## THE PROBLEM
Your output is the line containing "Convert this screenshot" plus all lines after it to the end of the records, reproduced exactly, with nothing else.

═══

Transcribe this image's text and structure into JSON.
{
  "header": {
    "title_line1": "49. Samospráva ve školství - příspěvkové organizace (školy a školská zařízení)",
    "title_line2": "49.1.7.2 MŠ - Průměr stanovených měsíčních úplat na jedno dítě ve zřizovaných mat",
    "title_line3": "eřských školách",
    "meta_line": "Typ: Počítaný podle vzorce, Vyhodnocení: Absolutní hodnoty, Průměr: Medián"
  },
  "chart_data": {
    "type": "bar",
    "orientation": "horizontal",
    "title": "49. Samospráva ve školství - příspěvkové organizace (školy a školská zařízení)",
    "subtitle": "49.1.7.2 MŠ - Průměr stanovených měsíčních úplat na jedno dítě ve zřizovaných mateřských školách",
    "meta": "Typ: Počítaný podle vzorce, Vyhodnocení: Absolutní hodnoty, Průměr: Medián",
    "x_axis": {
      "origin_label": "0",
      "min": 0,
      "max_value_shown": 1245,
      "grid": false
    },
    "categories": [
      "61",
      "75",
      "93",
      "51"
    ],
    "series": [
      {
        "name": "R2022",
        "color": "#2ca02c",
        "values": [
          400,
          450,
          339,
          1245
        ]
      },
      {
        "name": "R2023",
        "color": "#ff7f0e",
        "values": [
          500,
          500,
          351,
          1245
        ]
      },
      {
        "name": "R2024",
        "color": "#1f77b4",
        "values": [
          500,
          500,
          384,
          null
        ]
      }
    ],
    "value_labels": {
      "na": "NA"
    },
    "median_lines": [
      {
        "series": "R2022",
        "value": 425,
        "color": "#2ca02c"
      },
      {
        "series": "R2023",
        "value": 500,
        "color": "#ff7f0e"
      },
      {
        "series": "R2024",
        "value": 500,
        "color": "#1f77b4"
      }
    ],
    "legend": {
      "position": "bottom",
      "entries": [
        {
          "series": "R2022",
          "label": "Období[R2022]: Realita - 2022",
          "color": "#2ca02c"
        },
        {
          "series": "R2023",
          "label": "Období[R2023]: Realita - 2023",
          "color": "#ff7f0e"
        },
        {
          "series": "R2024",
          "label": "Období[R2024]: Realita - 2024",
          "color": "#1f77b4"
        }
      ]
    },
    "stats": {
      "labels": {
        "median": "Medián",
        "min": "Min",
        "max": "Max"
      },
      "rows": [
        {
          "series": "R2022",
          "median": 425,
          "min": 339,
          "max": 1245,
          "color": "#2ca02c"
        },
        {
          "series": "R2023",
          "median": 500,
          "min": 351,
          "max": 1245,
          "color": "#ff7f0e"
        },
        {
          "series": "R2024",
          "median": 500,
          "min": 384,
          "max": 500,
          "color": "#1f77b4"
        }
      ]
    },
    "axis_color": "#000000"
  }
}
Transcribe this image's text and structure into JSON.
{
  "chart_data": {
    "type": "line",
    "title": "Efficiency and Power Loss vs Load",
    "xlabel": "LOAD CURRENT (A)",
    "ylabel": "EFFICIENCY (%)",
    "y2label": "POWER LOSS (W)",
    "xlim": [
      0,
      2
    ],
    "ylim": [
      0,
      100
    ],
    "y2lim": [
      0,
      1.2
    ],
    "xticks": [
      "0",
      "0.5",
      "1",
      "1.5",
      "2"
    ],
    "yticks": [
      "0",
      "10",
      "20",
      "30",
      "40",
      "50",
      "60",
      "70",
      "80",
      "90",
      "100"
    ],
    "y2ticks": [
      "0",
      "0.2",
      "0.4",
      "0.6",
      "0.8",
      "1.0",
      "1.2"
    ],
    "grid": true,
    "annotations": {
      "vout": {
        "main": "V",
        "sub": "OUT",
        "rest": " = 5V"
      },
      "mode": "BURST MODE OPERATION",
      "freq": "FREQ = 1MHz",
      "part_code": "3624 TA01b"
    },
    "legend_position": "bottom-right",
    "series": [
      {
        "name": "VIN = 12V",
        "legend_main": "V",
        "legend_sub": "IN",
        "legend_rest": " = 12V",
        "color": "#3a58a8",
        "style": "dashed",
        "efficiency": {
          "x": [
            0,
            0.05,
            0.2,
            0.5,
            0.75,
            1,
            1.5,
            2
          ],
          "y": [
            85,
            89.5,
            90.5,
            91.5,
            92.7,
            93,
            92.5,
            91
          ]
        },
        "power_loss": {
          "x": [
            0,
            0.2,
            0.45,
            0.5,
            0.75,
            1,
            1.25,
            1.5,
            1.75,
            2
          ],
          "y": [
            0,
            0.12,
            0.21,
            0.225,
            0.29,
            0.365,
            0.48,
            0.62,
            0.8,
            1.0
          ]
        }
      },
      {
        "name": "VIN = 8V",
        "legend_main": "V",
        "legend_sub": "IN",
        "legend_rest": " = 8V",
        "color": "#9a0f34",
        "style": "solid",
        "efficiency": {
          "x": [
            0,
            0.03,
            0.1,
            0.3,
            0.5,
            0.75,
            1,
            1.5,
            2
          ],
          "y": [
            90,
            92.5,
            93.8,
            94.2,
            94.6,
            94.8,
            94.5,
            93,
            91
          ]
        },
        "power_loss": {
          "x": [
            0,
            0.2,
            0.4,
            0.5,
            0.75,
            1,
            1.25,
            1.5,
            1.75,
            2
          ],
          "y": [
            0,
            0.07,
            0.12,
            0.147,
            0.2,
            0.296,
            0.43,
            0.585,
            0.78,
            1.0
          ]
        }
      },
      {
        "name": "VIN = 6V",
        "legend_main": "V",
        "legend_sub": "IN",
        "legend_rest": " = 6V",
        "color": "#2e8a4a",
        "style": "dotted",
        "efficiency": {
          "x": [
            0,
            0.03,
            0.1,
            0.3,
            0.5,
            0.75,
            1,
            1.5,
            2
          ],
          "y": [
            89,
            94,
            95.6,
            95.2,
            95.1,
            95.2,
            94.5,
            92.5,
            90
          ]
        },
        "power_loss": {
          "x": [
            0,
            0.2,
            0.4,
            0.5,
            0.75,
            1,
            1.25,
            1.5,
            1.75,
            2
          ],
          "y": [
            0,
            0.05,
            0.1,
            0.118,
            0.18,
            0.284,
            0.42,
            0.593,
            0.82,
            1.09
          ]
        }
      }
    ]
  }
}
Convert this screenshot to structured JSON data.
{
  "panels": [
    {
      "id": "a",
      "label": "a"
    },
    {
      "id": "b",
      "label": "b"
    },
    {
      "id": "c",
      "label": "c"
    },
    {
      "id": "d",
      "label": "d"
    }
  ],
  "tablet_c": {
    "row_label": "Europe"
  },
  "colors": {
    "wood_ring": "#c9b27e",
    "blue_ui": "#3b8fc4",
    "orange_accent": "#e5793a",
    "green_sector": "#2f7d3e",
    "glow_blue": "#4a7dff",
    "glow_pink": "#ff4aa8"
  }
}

═══

## FULL RESPONSE
Convert this screenshot to structured JSON data.
{
  "panels": [
    {
      "id": "a",
      "label": "a"
    },
    {
      "id": "b",
      "label": "b"
    },
    {
      "id": "c",
      "label": "c"
    },
    {
      "id": "d",
      "label": "d"
    }
  ],
  "tablet_c": {
    "row_label": "Europe"
  },
  "colors": {
    "wood_ring": "#c9b27e",
    "blue_ui": "#3b8fc4",
    "orange_accent": "#e5793a",
    "green_sector": "#2f7d3e",
    "glow_blue": "#4a7dff",
    "glow_pink": "#ff4aa8"
  }
}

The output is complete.